> [Data records]
------------------------------------------------------------

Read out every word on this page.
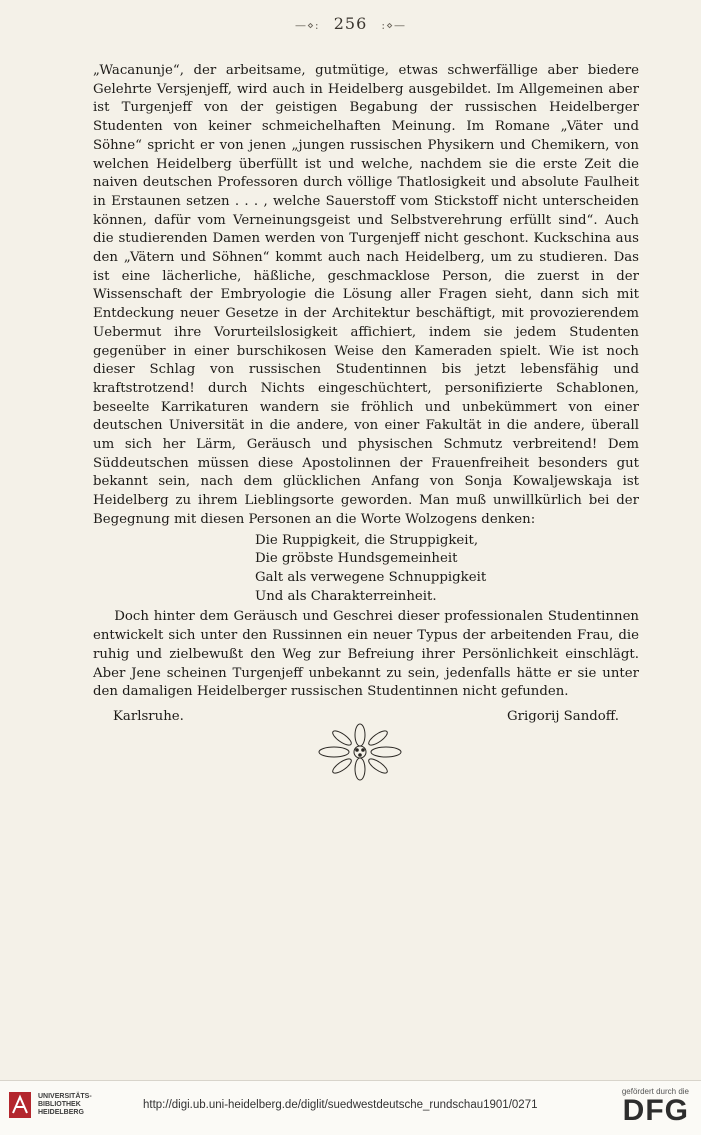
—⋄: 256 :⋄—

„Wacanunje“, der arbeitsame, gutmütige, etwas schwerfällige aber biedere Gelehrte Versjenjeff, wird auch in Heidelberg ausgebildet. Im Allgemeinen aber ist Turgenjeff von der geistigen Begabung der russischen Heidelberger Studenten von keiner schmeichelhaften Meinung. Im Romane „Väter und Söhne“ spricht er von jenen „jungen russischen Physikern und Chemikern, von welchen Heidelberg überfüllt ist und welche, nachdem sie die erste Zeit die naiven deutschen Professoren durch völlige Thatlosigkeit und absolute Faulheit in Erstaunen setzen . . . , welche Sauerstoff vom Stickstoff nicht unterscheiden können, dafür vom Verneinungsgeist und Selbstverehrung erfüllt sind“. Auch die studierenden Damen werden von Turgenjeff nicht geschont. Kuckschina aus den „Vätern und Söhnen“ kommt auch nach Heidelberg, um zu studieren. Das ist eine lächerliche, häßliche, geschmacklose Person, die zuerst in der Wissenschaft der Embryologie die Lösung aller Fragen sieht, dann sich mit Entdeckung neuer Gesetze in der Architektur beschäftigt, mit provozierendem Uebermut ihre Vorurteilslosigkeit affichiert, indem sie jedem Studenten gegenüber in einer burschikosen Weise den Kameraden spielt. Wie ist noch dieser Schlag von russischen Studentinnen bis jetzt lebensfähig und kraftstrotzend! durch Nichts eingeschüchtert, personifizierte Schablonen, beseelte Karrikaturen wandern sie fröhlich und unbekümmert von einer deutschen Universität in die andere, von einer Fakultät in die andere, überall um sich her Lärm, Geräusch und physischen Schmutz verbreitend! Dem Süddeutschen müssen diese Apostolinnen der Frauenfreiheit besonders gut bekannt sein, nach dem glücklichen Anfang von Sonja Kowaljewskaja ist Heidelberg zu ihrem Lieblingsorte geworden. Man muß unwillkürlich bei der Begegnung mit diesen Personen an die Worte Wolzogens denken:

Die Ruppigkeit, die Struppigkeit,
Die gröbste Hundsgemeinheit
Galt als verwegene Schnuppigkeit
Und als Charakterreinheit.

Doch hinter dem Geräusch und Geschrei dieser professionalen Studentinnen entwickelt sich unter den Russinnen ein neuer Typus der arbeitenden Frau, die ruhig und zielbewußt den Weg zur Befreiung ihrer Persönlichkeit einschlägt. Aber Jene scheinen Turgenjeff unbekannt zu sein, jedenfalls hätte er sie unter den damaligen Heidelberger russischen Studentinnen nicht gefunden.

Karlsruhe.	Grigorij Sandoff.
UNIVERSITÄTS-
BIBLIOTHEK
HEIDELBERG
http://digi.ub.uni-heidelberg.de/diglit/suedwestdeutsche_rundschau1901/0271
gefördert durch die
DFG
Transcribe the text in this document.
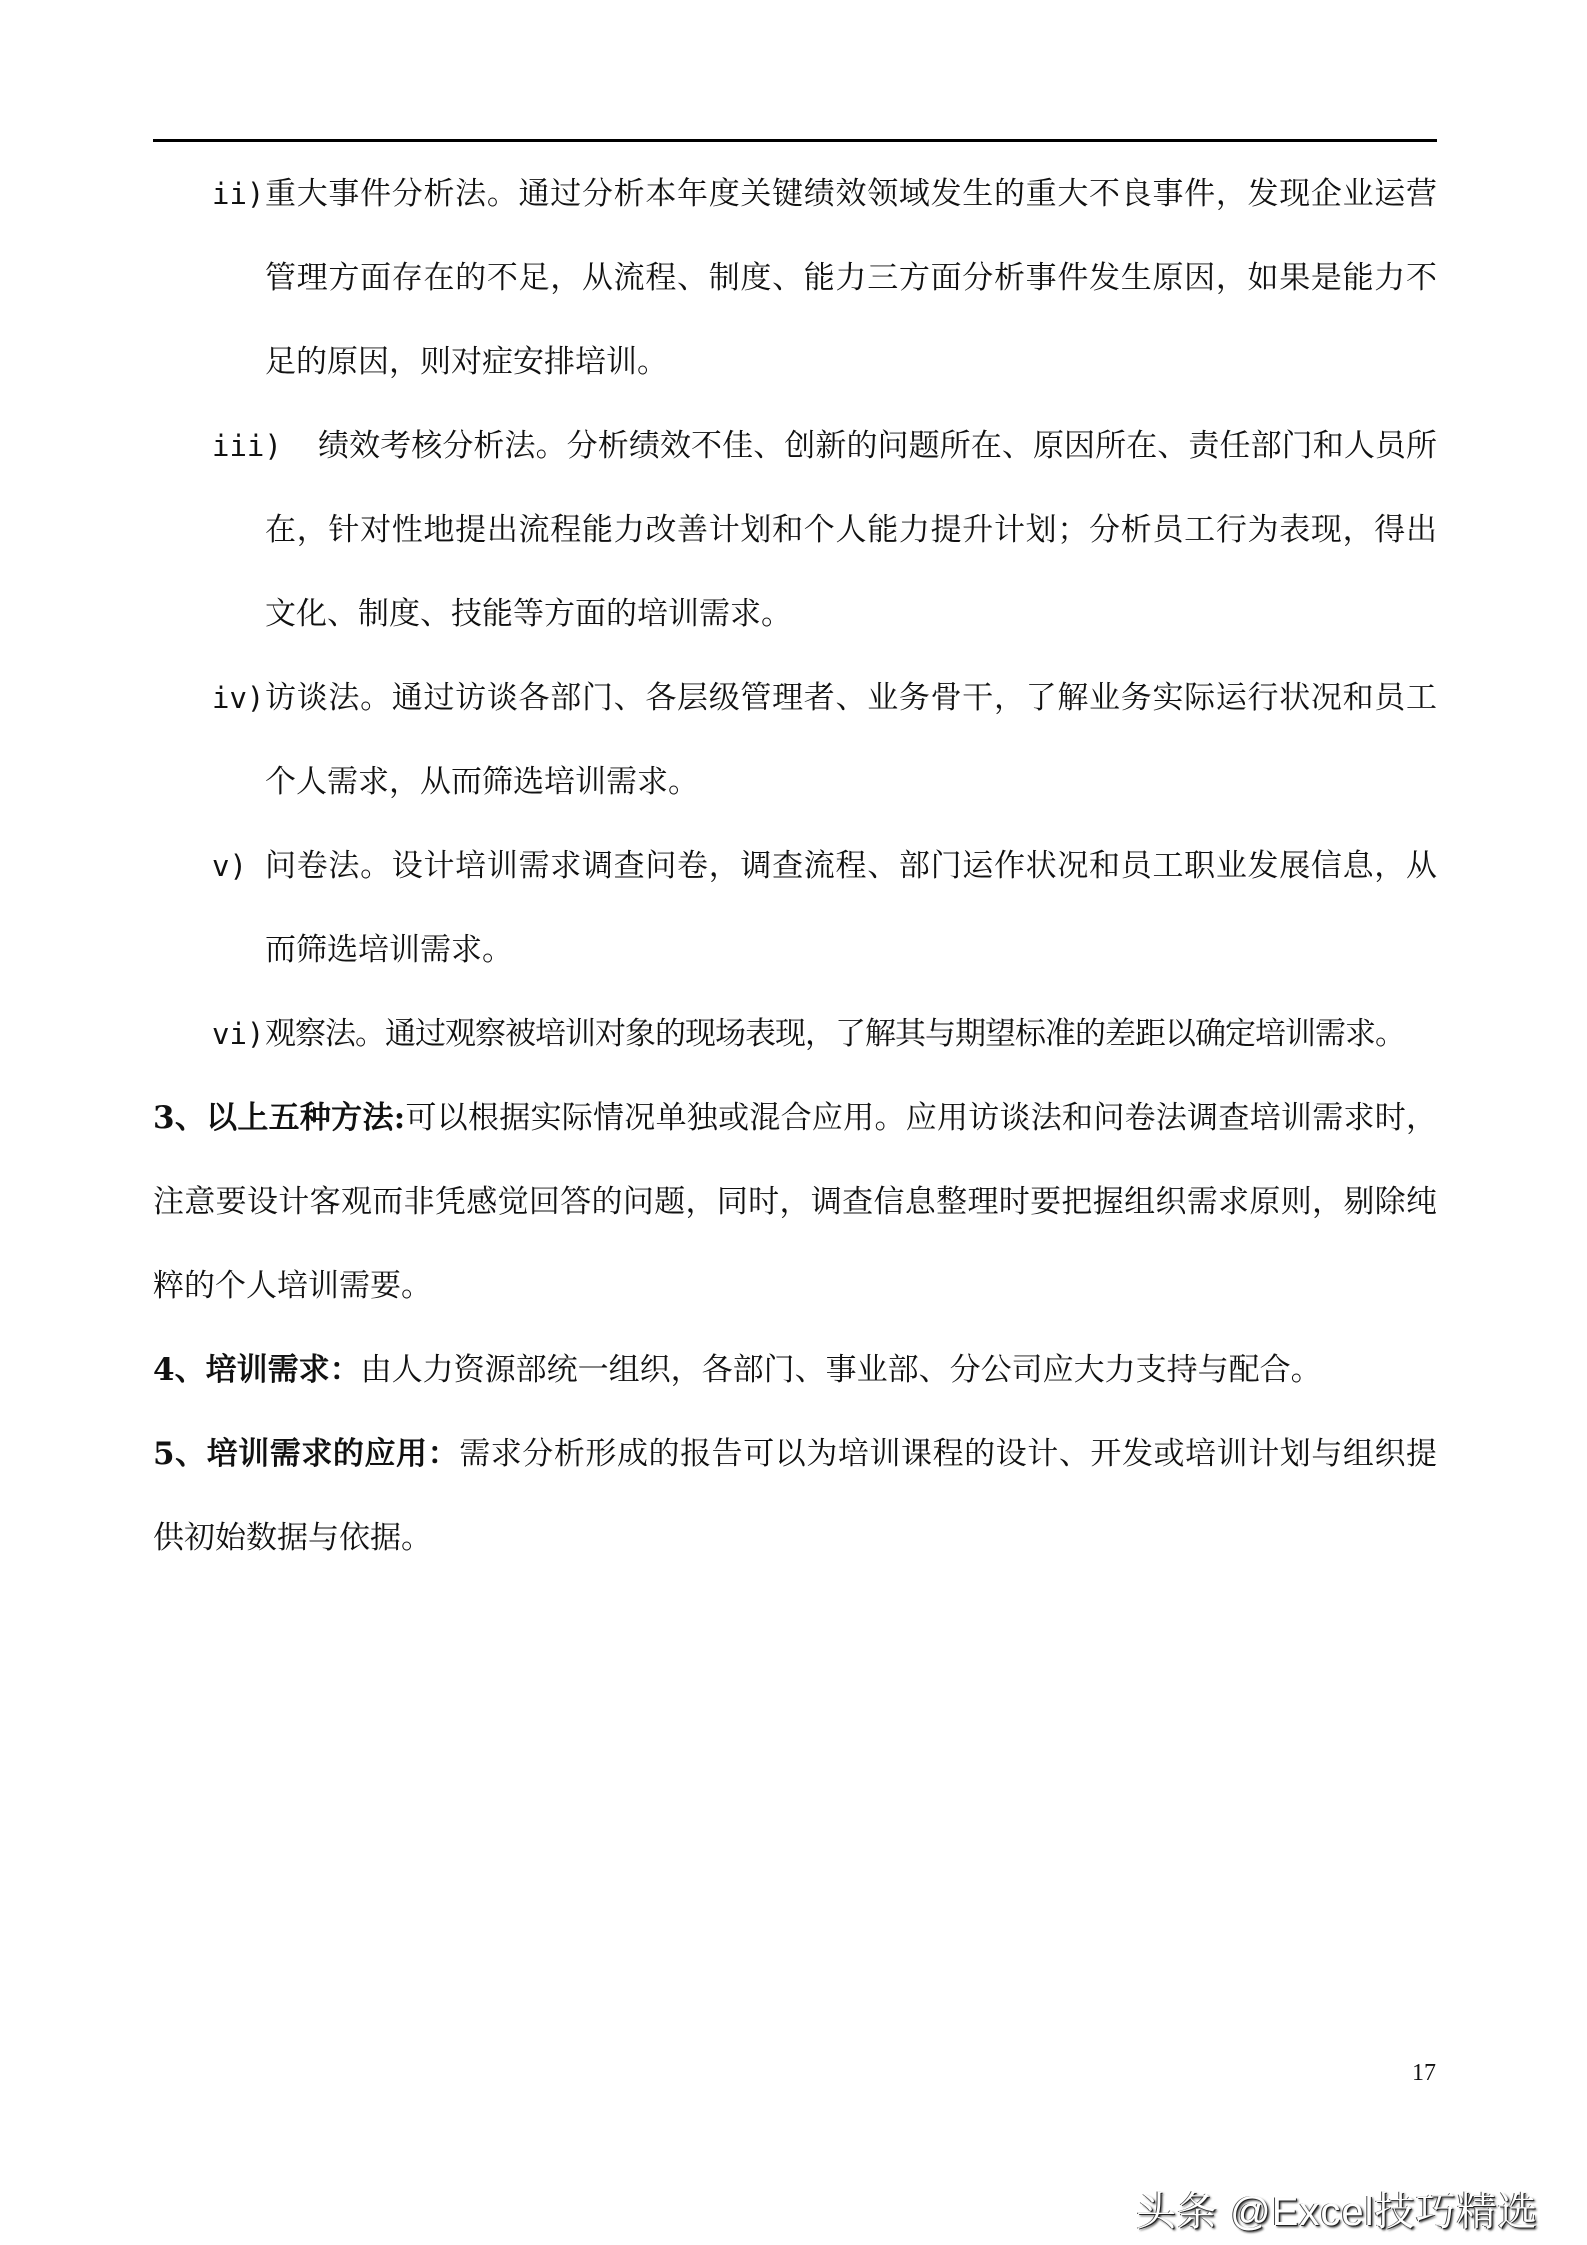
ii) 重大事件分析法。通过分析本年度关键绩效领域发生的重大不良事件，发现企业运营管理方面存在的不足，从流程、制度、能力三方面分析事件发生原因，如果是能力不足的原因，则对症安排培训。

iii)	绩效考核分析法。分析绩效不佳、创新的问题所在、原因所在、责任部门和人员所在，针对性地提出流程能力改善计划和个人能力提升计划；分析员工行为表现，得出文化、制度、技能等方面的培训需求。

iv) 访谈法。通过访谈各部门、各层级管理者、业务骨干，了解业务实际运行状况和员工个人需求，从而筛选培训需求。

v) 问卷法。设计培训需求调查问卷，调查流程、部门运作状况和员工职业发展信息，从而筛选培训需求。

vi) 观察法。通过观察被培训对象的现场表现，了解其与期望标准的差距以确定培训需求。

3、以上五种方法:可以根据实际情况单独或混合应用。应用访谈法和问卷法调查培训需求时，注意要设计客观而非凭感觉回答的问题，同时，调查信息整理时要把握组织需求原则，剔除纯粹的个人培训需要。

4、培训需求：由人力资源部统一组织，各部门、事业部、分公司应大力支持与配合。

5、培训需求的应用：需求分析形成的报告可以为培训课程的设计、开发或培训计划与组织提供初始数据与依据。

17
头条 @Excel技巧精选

------------------------------------------------------------

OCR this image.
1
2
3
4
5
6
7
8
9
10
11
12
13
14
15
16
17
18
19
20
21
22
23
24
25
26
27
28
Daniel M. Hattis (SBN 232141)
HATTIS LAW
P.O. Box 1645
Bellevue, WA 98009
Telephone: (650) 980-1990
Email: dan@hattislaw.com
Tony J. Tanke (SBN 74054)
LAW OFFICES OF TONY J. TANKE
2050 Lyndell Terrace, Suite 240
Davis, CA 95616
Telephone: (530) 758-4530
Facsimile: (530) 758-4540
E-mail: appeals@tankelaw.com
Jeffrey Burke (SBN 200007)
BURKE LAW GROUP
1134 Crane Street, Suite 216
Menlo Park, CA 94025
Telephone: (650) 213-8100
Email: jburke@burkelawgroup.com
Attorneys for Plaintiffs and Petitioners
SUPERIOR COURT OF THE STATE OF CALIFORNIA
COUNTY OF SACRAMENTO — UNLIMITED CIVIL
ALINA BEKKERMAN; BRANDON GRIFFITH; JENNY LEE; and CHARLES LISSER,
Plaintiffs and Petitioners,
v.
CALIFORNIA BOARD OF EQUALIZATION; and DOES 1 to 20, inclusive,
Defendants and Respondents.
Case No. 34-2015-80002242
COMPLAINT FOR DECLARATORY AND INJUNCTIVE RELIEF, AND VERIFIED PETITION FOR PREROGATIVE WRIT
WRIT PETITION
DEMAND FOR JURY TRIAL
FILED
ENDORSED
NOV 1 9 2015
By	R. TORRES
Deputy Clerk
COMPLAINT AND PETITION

------------------------------------------------------------

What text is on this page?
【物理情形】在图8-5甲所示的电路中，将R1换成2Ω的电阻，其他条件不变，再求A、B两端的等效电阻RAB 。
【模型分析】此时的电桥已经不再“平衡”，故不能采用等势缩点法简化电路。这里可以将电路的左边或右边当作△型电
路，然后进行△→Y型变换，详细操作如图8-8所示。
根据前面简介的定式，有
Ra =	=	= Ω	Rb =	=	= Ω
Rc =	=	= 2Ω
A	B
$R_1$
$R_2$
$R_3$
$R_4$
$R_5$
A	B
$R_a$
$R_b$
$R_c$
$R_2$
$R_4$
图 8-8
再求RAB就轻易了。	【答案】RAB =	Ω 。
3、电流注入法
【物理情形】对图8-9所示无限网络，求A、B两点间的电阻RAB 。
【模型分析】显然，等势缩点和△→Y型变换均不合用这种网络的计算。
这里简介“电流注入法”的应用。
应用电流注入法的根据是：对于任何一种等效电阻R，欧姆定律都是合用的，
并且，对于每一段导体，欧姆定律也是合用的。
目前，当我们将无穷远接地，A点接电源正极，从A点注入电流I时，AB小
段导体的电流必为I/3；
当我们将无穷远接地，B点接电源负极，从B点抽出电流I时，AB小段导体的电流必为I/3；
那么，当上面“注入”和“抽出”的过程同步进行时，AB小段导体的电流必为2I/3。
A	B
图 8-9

------------------------------------------------------------

Pull out every line holding "模型分析" from the records above, and copy it.

【模型分析】此时的电桥已经不再“平衡”，故不能采用等势缩点法简化电路。这里可以将电路的左边或右边当作△型电
【模型分析】显然，等势缩点和△→Y型变换均不合用这种网络的计算。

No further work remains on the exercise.